**Exercise:**
Print every entry word for word, but omit the pictures.

**Materials provided:**
********************
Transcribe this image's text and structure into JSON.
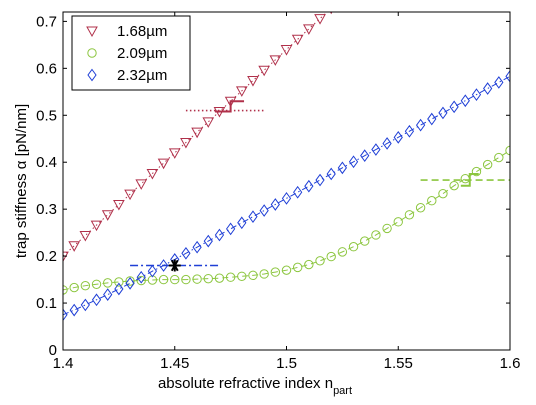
{
  "chart_data": {
    "type": "scatter",
    "title": "",
    "xlabel": "absolute refractive index n",
    "xlabel_subscript": "part",
    "ylabel": "trap stiffness α [pN/nm]",
    "xlim": [
      1.4,
      1.6
    ],
    "ylim": [
      0,
      0.72
    ],
    "xticks": [
      1.4,
      1.45,
      1.5,
      1.55,
      1.6
    ],
    "yticks": [
      0,
      0.1,
      0.2,
      0.3,
      0.4,
      0.5,
      0.6,
      0.7
    ],
    "xtick_labels": [
      "1.4",
      "1.45",
      "1.5",
      "1.55",
      "1.6"
    ],
    "ytick_labels": [
      "0",
      "0.1",
      "0.2",
      "0.3",
      "0.4",
      "0.5",
      "0.6",
      "0.7"
    ],
    "grid": false,
    "legend": "top-left",
    "series": [
      {
        "name": "1.68µm",
        "marker": "triangle-down",
        "color": "#b0304a",
        "x": [
          1.4,
          1.405,
          1.41,
          1.415,
          1.42,
          1.425,
          1.43,
          1.435,
          1.44,
          1.445,
          1.45,
          1.455,
          1.46,
          1.465,
          1.47,
          1.475,
          1.48,
          1.485,
          1.49,
          1.495,
          1.5,
          1.505,
          1.51,
          1.515,
          1.52,
          1.525
        ],
        "y": [
          0.2,
          0.222,
          0.244,
          0.266,
          0.288,
          0.31,
          0.332,
          0.354,
          0.376,
          0.398,
          0.42,
          0.442,
          0.464,
          0.486,
          0.508,
          0.53,
          0.552,
          0.574,
          0.596,
          0.618,
          0.64,
          0.662,
          0.684,
          0.706,
          0.728,
          0.75
        ]
      },
      {
        "name": "2.09µm",
        "marker": "circle",
        "color": "#8cc63f",
        "x": [
          1.4,
          1.405,
          1.41,
          1.415,
          1.42,
          1.425,
          1.43,
          1.435,
          1.44,
          1.445,
          1.45,
          1.455,
          1.46,
          1.465,
          1.47,
          1.475,
          1.48,
          1.485,
          1.49,
          1.495,
          1.5,
          1.505,
          1.51,
          1.515,
          1.52,
          1.525,
          1.53,
          1.535,
          1.54,
          1.545,
          1.55,
          1.555,
          1.56,
          1.565,
          1.57,
          1.575,
          1.58,
          1.585,
          1.59,
          1.595,
          1.6
        ],
        "y": [
          0.128,
          0.133,
          0.137,
          0.14,
          0.143,
          0.145,
          0.147,
          0.148,
          0.149,
          0.15,
          0.15,
          0.15,
          0.151,
          0.152,
          0.153,
          0.155,
          0.157,
          0.159,
          0.162,
          0.166,
          0.17,
          0.176,
          0.182,
          0.19,
          0.199,
          0.209,
          0.22,
          0.232,
          0.245,
          0.259,
          0.273,
          0.288,
          0.303,
          0.318,
          0.333,
          0.35,
          0.365,
          0.38,
          0.395,
          0.41,
          0.425
        ]
      },
      {
        "name": "2.32µm",
        "marker": "diamond",
        "color": "#1f3fd6",
        "x": [
          1.4,
          1.405,
          1.41,
          1.415,
          1.42,
          1.425,
          1.43,
          1.435,
          1.44,
          1.445,
          1.45,
          1.455,
          1.46,
          1.465,
          1.47,
          1.475,
          1.48,
          1.485,
          1.49,
          1.495,
          1.5,
          1.505,
          1.51,
          1.515,
          1.52,
          1.525,
          1.53,
          1.535,
          1.54,
          1.545,
          1.55,
          1.555,
          1.56,
          1.565,
          1.57,
          1.575,
          1.58,
          1.585,
          1.59,
          1.595,
          1.6
        ],
        "y": [
          0.075,
          0.085,
          0.096,
          0.107,
          0.118,
          0.13,
          0.142,
          0.155,
          0.168,
          0.18,
          0.193,
          0.206,
          0.219,
          0.232,
          0.245,
          0.258,
          0.271,
          0.284,
          0.297,
          0.31,
          0.323,
          0.336,
          0.349,
          0.362,
          0.375,
          0.388,
          0.401,
          0.414,
          0.427,
          0.44,
          0.453,
          0.466,
          0.479,
          0.492,
          0.505,
          0.518,
          0.531,
          0.544,
          0.557,
          0.57,
          0.583
        ]
      }
    ],
    "annotations": [
      {
        "kind": "dotted-hline",
        "color": "#b0304a",
        "x": [
          1.455,
          1.49
        ],
        "y": 0.51
      },
      {
        "kind": "step",
        "color": "#b0304a",
        "x": [
          1.468,
          1.475,
          1.475,
          1.481
        ],
        "y": [
          0.508,
          0.508,
          0.53,
          0.53
        ]
      },
      {
        "kind": "dashed-hline",
        "color": "#8cc63f",
        "x": [
          1.56,
          1.6
        ],
        "y": 0.362
      },
      {
        "kind": "step",
        "color": "#8cc63f",
        "x": [
          1.578,
          1.582,
          1.582,
          1.586
        ],
        "y": [
          0.35,
          0.35,
          0.375,
          0.375
        ]
      },
      {
        "kind": "dashdot-hline",
        "color": "#1f3fd6",
        "x": [
          1.43,
          1.47
        ],
        "y": 0.18
      },
      {
        "kind": "star",
        "color": "#000000",
        "x": 1.45,
        "y": 0.18
      }
    ]
  }
}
********************
**Task result:**
Transcribe this image's text and structure into JSON.
{
  "chart_data": {
    "type": "scatter",
    "title": "",
    "xlabel": "absolute refractive index n",
    "xlabel_subscript": "part",
    "ylabel": "trap stiffness α [pN/nm]",
    "xlim": [
      1.4,
      1.6
    ],
    "ylim": [
      0,
      0.72
    ],
    "xticks": [
      1.4,
      1.45,
      1.5,
      1.55,
      1.6
    ],
    "yticks": [
      0,
      0.1,
      0.2,
      0.3,
      0.4,
      0.5,
      0.6,
      0.7
    ],
    "xtick_labels": [
      "1.4",
      "1.45",
      "1.5",
      "1.55",
      "1.6"
    ],
    "ytick_labels": [
      "0",
      "0.1",
      "0.2",
      "0.3",
      "0.4",
      "0.5",
      "0.6",
      "0.7"
    ],
    "grid": false,
    "legend": "top-left",
    "series": [
      {
        "name": "1.68µm",
        "marker": "triangle-down",
        "color": "#b0304a",
        "x": [
          1.4,
          1.405,
          1.41,
          1.415,
          1.42,
          1.425,
          1.43,
          1.435,
          1.44,
          1.445,
          1.45,
          1.455,
          1.46,
          1.465,
          1.47,
          1.475,
          1.48,
          1.485,
          1.49,
          1.495,
          1.5,
          1.505,
          1.51,
          1.515,
          1.52,
          1.525
        ],
        "y": [
          0.2,
          0.222,
          0.244,
          0.266,
          0.288,
          0.31,
          0.332,
          0.354,
          0.376,
          0.398,
          0.42,
          0.442,
          0.464,
          0.486,
          0.508,
          0.53,
          0.552,
          0.574,
          0.596,
          0.618,
          0.64,
          0.662,
          0.684,
          0.706,
          0.728,
          0.75
        ]
      },
      {
        "name": "2.09µm",
        "marker": "circle",
        "color": "#8cc63f",
        "x": [
          1.4,
          1.405,
          1.41,
          1.415,
          1.42,
          1.425,
          1.43,
          1.435,
          1.44,
          1.445,
          1.45,
          1.455,
          1.46,
          1.465,
          1.47,
          1.475,
          1.48,
          1.485,
          1.49,
          1.495,
          1.5,
          1.505,
          1.51,
          1.515,
          1.52,
          1.525,
          1.53,
          1.535,
          1.54,
          1.545,
          1.55,
          1.555,
          1.56,
          1.565,
          1.57,
          1.575,
          1.58,
          1.585,
          1.59,
          1.595,
          1.6
        ],
        "y": [
          0.128,
          0.133,
          0.137,
          0.14,
          0.143,
          0.145,
          0.147,
          0.148,
          0.149,
          0.15,
          0.15,
          0.15,
          0.151,
          0.152,
          0.153,
          0.155,
          0.157,
          0.159,
          0.162,
          0.166,
          0.17,
          0.176,
          0.182,
          0.19,
          0.199,
          0.209,
          0.22,
          0.232,
          0.245,
          0.259,
          0.273,
          0.288,
          0.303,
          0.318,
          0.333,
          0.35,
          0.365,
          0.38,
          0.395,
          0.41,
          0.425
        ]
      },
      {
        "name": "2.32µm",
        "marker": "diamond",
        "color": "#1f3fd6",
        "x": [
          1.4,
          1.405,
          1.41,
          1.415,
          1.42,
          1.425,
          1.43,
          1.435,
          1.44,
          1.445,
          1.45,
          1.455,
          1.46,
          1.465,
          1.47,
          1.475,
          1.48,
          1.485,
          1.49,
          1.495,
          1.5,
          1.505,
          1.51,
          1.515,
          1.52,
          1.525,
          1.53,
          1.535,
          1.54,
          1.545,
          1.55,
          1.555,
          1.56,
          1.565,
          1.57,
          1.575,
          1.58,
          1.585,
          1.59,
          1.595,
          1.6
        ],
        "y": [
          0.075,
          0.085,
          0.096,
          0.107,
          0.118,
          0.13,
          0.142,
          0.155,
          0.168,
          0.18,
          0.193,
          0.206,
          0.219,
          0.232,
          0.245,
          0.258,
          0.271,
          0.284,
          0.297,
          0.31,
          0.323,
          0.336,
          0.349,
          0.362,
          0.375,
          0.388,
          0.401,
          0.414,
          0.427,
          0.44,
          0.453,
          0.466,
          0.479,
          0.492,
          0.505,
          0.518,
          0.531,
          0.544,
          0.557,
          0.57,
          0.583
        ]
      }
    ],
    "annotations": [
      {
        "kind": "dotted-hline",
        "color": "#b0304a",
        "x": [
          1.455,
          1.49
        ],
        "y": 0.51
      },
      {
        "kind": "step",
        "color": "#b0304a",
        "x": [
          1.468,
          1.475,
          1.475,
          1.481
        ],
        "y": [
          0.508,
          0.508,
          0.53,
          0.53
        ]
      },
      {
        "kind": "dashed-hline",
        "color": "#8cc63f",
        "x": [
          1.56,
          1.6
        ],
        "y": 0.362
      },
      {
        "kind": "step",
        "color": "#8cc63f",
        "x": [
          1.578,
          1.582,
          1.582,
          1.586
        ],
        "y": [
          0.35,
          0.35,
          0.375,
          0.375
        ]
      },
      {
        "kind": "dashdot-hline",
        "color": "#1f3fd6",
        "x": [
          1.43,
          1.47
        ],
        "y": 0.18
      },
      {
        "kind": "star",
        "color": "#000000",
        "x": 1.45,
        "y": 0.18
      }
    ]
  }
}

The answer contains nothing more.